[Layout region records]
----

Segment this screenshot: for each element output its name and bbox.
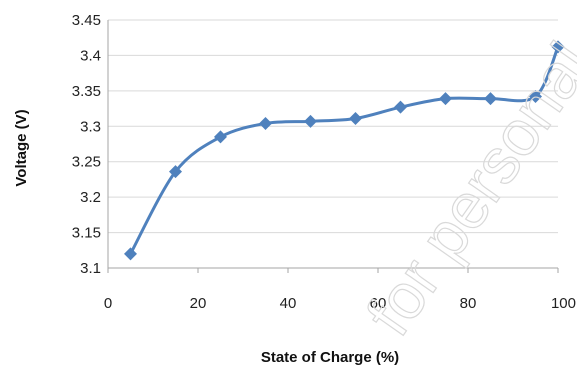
y-tick-label: 3.35: [72, 83, 101, 100]
y-tick-label: 3.2: [80, 189, 101, 206]
data-point-marker: [484, 92, 497, 106]
data-point-marker: [349, 111, 362, 125]
data-point-marker: [259, 116, 272, 130]
y-axis-title: Voltage (V): [13, 109, 30, 186]
x-tick-label: 40: [280, 295, 297, 312]
y-tick-label: 3.25: [72, 154, 101, 171]
data-point-marker: [169, 165, 182, 179]
x-axis-title: State of Charge (%): [261, 349, 399, 366]
data-point-marker: [529, 90, 542, 104]
y-tick-label: 3.4: [80, 47, 101, 64]
data-point-marker: [439, 92, 452, 106]
data-point-marker: [214, 130, 227, 144]
x-tick-label: 100: [551, 295, 576, 312]
axes: [107, 20, 559, 273]
y-tick-labels: 3.1 3.15 3.2 3.25 3.3 3.35 3.4 3.45: [72, 12, 101, 277]
x-tick-label: 20: [190, 295, 207, 312]
x-tick-label: 60: [370, 295, 387, 312]
x-tick-label: 80: [460, 295, 477, 312]
y-tick-label: 3.3: [80, 118, 101, 135]
y-tick-label: 3.15: [72, 225, 101, 242]
data-point-marker: [394, 100, 407, 114]
data-point-marker: [124, 247, 137, 261]
data-point-marker: [551, 40, 565, 54]
y-tick-label: 3.45: [72, 12, 101, 29]
y-tick-label: 3.1: [80, 260, 101, 277]
series-group: [124, 40, 565, 261]
x-tick-labels: 0 20 40 60 80 100: [104, 295, 576, 312]
x-tick-label: 0: [104, 295, 112, 312]
data-point-marker: [304, 114, 317, 128]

----

What the task requires:
Please reproduce all of the entries above verbatim, leaving out the pictures.

The solution:
Segment this screenshot: for each element output its name and bbox.
y-tick-label: 3.35: [72, 83, 101, 100]
y-tick-label: 3.2: [80, 189, 101, 206]
data-point-marker: [484, 92, 497, 106]
data-point-marker: [349, 111, 362, 125]
data-point-marker: [259, 116, 272, 130]
y-axis-title: Voltage (V): [13, 109, 30, 186]
x-tick-label: 40: [280, 295, 297, 312]
y-tick-label: 3.25: [72, 154, 101, 171]
data-point-marker: [169, 165, 182, 179]
x-axis-title: State of Charge (%): [261, 349, 399, 366]
data-point-marker: [529, 90, 542, 104]
y-tick-label: 3.4: [80, 47, 101, 64]
data-point-marker: [439, 92, 452, 106]
data-point-marker: [214, 130, 227, 144]
x-tick-label: 100: [551, 295, 576, 312]
axes: [107, 20, 559, 273]
y-tick-labels: 3.1 3.15 3.2 3.25 3.3 3.35 3.4 3.45: [72, 12, 101, 277]
x-tick-label: 20: [190, 295, 207, 312]
x-tick-label: 60: [370, 295, 387, 312]
x-tick-label: 80: [460, 295, 477, 312]
y-tick-label: 3.3: [80, 118, 101, 135]
y-tick-label: 3.15: [72, 225, 101, 242]
data-point-marker: [394, 100, 407, 114]
data-point-marker: [124, 247, 137, 261]
data-point-marker: [551, 40, 565, 54]
y-tick-label: 3.45: [72, 12, 101, 29]
y-tick-label: 3.1: [80, 260, 101, 277]
series-group: [124, 40, 565, 261]
x-tick-labels: 0 20 40 60 80 100: [104, 295, 576, 312]
x-tick-label: 0: [104, 295, 112, 312]
data-point-marker: [304, 114, 317, 128]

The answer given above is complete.